• [What you have to do]: Could you copy out the listing below word for word, from its first line through the line containing "hospital-legend-label: 2. Restroom", including that line?

• [Available records]:
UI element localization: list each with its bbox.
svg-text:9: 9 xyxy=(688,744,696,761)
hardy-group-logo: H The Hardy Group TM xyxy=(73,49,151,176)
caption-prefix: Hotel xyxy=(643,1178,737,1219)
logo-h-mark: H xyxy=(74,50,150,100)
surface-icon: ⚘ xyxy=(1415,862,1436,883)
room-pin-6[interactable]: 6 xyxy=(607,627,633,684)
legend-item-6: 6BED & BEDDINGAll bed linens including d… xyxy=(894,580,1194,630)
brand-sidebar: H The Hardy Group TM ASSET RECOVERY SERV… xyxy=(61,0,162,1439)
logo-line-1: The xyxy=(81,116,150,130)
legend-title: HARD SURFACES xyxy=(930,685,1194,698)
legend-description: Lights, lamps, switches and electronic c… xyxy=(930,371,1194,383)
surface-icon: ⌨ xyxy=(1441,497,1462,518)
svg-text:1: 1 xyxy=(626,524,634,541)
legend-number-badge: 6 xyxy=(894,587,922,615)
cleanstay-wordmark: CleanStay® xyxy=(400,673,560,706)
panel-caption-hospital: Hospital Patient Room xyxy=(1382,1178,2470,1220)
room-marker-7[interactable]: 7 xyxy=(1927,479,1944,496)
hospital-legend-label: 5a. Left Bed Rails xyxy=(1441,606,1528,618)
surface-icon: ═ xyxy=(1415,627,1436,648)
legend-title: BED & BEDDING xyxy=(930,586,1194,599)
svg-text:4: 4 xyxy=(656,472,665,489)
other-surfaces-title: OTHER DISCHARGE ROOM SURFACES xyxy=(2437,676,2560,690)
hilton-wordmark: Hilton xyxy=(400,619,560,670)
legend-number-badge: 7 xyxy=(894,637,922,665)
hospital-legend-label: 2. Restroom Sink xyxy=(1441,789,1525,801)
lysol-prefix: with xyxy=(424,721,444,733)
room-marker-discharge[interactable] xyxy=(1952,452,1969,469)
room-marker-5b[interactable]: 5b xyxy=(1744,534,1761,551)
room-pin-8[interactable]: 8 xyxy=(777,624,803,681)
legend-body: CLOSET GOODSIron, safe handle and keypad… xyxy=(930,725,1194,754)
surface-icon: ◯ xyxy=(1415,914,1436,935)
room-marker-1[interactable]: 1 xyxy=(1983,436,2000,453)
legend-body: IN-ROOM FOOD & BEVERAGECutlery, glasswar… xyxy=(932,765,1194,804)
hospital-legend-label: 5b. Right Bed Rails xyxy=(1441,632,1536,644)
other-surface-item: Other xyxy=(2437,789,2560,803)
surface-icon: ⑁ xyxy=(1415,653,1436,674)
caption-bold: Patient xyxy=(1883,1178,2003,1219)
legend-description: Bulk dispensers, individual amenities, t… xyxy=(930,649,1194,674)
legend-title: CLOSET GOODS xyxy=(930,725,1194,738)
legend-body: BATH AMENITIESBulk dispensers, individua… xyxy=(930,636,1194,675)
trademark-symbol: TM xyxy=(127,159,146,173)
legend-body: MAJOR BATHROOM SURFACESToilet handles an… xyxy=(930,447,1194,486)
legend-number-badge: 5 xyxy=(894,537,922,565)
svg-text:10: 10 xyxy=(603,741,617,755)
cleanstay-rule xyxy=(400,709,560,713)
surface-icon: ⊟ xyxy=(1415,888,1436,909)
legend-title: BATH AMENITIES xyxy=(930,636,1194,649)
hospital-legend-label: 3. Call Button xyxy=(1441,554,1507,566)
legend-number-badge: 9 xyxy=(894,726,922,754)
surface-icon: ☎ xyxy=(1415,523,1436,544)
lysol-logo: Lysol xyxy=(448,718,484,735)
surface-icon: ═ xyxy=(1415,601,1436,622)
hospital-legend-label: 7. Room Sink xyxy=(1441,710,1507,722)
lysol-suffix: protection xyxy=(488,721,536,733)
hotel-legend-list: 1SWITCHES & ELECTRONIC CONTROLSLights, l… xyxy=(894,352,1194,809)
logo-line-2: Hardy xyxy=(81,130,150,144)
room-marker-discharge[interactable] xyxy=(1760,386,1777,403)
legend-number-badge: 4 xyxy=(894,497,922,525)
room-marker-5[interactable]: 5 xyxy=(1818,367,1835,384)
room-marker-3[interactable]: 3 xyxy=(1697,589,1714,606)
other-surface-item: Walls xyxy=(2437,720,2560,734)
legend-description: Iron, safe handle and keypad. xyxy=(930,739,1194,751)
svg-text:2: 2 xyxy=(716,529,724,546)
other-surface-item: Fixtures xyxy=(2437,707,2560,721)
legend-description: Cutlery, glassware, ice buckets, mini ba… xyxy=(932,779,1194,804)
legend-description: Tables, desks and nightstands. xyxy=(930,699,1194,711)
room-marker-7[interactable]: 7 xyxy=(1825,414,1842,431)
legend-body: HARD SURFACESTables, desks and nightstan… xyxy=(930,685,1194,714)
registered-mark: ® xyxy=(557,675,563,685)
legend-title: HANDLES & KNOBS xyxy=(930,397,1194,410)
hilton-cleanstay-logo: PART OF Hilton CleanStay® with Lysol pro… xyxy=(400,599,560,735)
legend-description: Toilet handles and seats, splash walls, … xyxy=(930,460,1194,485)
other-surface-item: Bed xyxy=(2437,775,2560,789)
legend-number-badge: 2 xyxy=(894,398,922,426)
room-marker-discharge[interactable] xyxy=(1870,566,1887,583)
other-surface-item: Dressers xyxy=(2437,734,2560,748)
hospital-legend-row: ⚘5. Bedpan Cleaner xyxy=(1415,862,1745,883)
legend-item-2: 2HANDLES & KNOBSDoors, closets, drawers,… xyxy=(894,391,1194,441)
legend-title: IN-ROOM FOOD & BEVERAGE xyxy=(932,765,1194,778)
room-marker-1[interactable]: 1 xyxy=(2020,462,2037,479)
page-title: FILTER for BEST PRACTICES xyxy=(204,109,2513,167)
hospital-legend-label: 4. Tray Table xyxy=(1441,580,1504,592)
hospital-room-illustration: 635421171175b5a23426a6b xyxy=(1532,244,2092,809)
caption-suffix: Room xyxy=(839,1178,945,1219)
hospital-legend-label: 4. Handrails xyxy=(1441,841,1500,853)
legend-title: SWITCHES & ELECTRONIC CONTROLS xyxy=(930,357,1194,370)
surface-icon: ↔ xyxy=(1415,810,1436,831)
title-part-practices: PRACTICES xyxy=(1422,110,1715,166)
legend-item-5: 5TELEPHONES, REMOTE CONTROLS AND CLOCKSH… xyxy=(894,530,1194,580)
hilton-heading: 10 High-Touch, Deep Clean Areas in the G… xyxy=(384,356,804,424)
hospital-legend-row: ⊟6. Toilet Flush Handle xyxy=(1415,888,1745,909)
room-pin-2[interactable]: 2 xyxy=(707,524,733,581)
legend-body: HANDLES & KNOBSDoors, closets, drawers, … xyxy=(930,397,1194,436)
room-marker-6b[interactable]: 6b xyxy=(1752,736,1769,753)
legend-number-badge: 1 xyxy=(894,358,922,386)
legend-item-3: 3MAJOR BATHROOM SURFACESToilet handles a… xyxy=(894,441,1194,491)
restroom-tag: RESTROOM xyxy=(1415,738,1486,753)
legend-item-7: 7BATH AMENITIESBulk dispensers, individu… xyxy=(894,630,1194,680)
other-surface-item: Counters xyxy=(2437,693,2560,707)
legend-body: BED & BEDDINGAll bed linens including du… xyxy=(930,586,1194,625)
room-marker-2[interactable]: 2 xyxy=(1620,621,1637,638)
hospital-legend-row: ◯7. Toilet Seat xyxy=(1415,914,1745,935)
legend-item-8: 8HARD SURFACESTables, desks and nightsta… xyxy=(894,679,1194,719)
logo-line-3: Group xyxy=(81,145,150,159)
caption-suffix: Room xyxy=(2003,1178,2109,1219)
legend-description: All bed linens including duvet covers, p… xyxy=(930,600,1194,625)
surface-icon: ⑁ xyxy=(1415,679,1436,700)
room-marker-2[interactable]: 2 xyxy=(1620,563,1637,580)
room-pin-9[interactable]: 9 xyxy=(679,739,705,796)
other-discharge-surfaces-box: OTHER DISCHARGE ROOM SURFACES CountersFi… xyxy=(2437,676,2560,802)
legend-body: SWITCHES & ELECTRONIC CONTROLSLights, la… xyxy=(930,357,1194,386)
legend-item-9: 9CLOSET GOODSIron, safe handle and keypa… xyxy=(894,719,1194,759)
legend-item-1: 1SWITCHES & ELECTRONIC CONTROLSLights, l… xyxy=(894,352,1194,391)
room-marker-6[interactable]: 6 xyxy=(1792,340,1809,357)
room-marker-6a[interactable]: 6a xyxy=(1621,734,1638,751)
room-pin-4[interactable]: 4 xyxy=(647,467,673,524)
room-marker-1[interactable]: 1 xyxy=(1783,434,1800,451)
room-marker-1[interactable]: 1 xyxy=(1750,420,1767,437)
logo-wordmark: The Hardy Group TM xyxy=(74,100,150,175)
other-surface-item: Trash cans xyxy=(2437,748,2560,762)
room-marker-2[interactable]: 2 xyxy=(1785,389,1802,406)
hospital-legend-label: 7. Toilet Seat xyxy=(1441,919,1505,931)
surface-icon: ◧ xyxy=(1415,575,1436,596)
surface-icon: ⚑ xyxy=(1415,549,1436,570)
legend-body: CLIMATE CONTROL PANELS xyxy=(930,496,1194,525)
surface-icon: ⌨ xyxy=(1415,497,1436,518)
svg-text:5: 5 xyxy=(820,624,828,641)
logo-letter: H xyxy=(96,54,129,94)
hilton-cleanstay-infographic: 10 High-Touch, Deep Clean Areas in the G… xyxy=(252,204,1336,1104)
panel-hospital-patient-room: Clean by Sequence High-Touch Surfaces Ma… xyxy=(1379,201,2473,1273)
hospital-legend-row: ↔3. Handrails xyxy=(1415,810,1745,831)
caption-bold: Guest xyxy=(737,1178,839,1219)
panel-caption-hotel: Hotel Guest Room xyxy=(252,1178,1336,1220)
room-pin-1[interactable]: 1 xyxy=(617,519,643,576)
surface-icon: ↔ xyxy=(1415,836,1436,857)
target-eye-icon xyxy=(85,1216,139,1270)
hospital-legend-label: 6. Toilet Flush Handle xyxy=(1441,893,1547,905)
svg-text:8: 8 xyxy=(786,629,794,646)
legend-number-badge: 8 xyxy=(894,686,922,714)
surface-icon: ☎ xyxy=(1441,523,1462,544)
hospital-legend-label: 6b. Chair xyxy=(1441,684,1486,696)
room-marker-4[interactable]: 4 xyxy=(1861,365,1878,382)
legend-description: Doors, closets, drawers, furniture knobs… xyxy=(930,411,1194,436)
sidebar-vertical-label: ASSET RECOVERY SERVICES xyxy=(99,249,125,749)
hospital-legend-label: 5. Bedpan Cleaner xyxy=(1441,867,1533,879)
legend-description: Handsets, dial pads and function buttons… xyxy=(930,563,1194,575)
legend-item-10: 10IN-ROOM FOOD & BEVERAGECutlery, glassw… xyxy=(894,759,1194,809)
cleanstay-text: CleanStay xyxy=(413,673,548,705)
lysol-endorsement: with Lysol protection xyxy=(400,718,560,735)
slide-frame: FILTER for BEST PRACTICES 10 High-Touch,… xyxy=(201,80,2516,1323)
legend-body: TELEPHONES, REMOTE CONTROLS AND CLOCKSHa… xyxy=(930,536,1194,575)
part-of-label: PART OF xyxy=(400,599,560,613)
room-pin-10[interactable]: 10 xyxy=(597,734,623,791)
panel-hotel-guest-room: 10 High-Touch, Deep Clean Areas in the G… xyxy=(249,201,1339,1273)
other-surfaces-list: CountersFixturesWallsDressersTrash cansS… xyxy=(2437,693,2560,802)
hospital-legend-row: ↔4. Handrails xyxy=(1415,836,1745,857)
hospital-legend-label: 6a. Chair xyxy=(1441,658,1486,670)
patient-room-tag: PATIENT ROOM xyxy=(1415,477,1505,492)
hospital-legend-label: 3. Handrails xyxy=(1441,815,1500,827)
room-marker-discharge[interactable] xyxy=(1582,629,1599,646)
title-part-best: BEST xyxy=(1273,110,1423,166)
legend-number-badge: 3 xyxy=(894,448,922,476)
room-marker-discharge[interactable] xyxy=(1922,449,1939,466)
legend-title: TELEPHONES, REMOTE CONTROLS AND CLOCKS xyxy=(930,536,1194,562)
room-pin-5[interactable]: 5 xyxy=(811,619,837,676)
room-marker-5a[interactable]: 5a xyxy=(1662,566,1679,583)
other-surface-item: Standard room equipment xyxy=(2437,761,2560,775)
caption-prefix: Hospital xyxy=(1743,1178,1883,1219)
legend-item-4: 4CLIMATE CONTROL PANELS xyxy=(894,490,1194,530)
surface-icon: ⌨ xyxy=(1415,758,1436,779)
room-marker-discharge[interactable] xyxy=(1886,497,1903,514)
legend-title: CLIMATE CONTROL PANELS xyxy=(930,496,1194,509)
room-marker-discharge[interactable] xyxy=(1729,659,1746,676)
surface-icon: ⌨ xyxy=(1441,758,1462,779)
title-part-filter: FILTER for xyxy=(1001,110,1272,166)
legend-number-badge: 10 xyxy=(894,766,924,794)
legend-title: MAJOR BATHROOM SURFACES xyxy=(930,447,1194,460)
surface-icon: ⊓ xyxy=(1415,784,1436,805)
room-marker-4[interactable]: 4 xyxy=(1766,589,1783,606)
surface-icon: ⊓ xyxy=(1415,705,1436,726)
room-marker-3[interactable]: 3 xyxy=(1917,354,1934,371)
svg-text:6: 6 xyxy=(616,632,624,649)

• [Task solution]:
UI element localization: list each with its bbox.
svg-text:9: 9 xyxy=(688,744,696,761)
hardy-group-logo: H The Hardy Group TM xyxy=(73,49,151,176)
caption-prefix: Hotel xyxy=(643,1178,737,1219)
logo-h-mark: H xyxy=(74,50,150,100)
surface-icon: ⚘ xyxy=(1415,862,1436,883)
room-pin-6[interactable]: 6 xyxy=(607,627,633,684)
legend-item-6: 6BED & BEDDINGAll bed linens including d… xyxy=(894,580,1194,630)
brand-sidebar: H The Hardy Group TM ASSET RECOVERY SERV… xyxy=(61,0,162,1439)
logo-line-1: The xyxy=(81,116,150,130)
legend-title: HARD SURFACES xyxy=(930,685,1194,698)
legend-description: Lights, lamps, switches and electronic c… xyxy=(930,371,1194,383)
surface-icon: ⌨ xyxy=(1441,497,1462,518)
svg-text:1: 1 xyxy=(626,524,634,541)
legend-number-badge: 6 xyxy=(894,587,922,615)
cleanstay-wordmark: CleanStay® xyxy=(400,673,560,706)
panel-caption-hospital: Hospital Patient Room xyxy=(1382,1178,2470,1220)
room-marker-7[interactable]: 7 xyxy=(1927,479,1944,496)
hospital-legend-label: 5a. Left Bed Rails xyxy=(1441,606,1528,618)
surface-icon: ═ xyxy=(1415,627,1436,648)
legend-title: BED & BEDDING xyxy=(930,586,1194,599)
svg-text:4: 4 xyxy=(656,472,665,489)
other-surfaces-title: OTHER DISCHARGE ROOM SURFACES xyxy=(2437,676,2560,690)
hilton-wordmark: Hilton xyxy=(400,619,560,670)
legend-number-badge: 7 xyxy=(894,637,922,665)
hospital-legend-label: 2. Restroom Sink xyxy=(1441,789,1525,801)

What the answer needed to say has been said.